TASK PROMPT | Edit the data starting at the first line and ending at the line containing "composer: Tools <box>424 443 1574 599</box>", replacing "sparkle-icon" with "star-icon" and keeping everything else the same.

MATERIAL FOR THE TASK |
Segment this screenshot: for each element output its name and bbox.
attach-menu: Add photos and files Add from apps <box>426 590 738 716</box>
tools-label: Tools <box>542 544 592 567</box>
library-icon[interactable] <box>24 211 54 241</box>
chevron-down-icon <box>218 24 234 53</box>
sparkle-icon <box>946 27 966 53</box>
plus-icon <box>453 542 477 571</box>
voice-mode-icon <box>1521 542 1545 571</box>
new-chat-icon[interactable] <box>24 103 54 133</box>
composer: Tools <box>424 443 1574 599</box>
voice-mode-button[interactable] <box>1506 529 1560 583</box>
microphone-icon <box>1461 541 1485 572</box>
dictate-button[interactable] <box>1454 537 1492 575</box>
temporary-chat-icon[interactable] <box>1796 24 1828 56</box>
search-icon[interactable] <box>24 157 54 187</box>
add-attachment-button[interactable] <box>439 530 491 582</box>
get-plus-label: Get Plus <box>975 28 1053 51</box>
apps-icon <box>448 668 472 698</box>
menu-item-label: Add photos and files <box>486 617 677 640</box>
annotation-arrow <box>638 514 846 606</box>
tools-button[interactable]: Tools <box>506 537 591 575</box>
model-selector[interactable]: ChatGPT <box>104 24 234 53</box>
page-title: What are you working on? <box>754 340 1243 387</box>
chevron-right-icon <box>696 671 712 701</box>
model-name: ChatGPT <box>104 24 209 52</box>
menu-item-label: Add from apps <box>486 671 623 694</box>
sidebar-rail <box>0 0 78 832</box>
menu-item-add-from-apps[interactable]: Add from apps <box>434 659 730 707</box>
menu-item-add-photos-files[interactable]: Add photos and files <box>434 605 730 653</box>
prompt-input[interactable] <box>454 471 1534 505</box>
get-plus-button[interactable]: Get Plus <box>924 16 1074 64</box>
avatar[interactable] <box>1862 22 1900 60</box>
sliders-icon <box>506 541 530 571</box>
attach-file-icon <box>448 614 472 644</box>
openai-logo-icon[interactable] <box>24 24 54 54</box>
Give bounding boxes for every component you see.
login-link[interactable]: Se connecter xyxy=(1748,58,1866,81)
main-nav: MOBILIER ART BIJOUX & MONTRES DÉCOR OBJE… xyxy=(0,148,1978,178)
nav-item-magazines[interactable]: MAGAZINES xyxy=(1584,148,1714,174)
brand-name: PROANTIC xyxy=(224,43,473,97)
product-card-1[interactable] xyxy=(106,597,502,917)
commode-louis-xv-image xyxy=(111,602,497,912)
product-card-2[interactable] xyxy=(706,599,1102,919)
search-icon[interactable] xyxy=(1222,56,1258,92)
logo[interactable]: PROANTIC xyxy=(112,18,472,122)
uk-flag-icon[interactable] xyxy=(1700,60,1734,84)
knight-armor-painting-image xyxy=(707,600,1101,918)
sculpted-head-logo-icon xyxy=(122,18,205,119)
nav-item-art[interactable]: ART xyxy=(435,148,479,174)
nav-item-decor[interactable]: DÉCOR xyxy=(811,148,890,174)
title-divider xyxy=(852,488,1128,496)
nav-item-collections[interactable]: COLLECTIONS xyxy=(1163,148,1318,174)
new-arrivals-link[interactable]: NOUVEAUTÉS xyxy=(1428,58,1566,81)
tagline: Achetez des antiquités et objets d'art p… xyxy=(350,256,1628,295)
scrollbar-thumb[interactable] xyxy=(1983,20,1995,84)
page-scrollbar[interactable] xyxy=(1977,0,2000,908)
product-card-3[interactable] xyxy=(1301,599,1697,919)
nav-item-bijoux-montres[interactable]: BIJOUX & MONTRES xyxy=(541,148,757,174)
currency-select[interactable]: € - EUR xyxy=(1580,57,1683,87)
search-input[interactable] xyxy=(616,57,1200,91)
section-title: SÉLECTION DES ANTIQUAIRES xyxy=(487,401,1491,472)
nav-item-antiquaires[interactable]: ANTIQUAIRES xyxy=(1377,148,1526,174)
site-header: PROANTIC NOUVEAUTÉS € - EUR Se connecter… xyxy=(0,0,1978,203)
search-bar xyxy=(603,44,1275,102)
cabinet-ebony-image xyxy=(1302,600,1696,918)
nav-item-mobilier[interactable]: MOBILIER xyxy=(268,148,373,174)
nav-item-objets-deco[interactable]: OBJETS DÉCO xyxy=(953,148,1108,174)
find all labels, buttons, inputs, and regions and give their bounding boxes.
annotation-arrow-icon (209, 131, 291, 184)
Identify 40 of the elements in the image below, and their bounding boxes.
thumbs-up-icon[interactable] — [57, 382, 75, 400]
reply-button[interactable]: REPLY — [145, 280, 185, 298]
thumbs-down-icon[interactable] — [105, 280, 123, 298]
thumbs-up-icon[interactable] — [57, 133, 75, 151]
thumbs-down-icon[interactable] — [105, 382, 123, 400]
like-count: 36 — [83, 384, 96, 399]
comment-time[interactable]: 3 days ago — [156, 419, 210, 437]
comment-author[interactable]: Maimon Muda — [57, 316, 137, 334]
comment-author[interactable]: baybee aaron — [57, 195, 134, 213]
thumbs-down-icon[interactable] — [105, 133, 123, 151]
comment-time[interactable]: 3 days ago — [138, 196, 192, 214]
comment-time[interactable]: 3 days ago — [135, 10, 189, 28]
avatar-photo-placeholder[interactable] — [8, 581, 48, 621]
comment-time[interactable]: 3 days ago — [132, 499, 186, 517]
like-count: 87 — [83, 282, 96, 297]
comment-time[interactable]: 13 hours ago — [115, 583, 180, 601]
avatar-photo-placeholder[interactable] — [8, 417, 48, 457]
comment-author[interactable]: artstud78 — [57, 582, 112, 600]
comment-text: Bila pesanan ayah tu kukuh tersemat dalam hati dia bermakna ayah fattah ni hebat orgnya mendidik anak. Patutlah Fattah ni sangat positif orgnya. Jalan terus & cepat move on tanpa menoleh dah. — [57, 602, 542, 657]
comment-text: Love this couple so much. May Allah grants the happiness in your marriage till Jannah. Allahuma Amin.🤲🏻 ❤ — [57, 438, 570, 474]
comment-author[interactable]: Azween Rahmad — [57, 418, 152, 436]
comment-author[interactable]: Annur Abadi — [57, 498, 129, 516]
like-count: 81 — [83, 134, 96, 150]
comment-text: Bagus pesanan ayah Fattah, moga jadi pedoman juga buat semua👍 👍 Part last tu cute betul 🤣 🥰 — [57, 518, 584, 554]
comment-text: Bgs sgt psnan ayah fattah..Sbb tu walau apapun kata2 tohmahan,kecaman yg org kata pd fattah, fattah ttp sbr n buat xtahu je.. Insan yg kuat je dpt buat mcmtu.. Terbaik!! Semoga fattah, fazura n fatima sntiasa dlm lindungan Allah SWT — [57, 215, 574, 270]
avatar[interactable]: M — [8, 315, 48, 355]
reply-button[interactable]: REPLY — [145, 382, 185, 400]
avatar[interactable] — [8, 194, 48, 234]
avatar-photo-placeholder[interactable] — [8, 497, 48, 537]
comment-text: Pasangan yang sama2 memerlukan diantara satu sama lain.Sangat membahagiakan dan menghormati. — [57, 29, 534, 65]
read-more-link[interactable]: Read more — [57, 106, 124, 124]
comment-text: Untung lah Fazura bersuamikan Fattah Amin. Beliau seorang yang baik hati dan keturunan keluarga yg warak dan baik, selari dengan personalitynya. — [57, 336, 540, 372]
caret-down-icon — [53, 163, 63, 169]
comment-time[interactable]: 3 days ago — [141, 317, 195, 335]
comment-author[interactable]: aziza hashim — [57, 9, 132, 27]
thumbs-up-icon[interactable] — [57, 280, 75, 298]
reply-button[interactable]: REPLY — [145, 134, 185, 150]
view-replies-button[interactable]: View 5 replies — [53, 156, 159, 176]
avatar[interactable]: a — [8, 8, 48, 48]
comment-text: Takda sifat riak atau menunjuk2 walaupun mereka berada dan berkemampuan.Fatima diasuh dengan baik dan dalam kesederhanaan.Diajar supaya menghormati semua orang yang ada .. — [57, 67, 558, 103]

OUTPUT OF THE TASK |
Segment this screenshot: for each element output its name and bbox.
attach-menu: Add photos and files Add from apps <box>426 590 738 716</box>
tools-label: Tools <box>542 544 592 567</box>
library-icon[interactable] <box>24 211 54 241</box>
chevron-down-icon <box>218 24 234 53</box>
star-icon <box>946 27 966 53</box>
plus-icon <box>453 542 477 571</box>
voice-mode-icon <box>1521 542 1545 571</box>
new-chat-icon[interactable] <box>24 103 54 133</box>
composer: Tools <box>424 443 1574 599</box>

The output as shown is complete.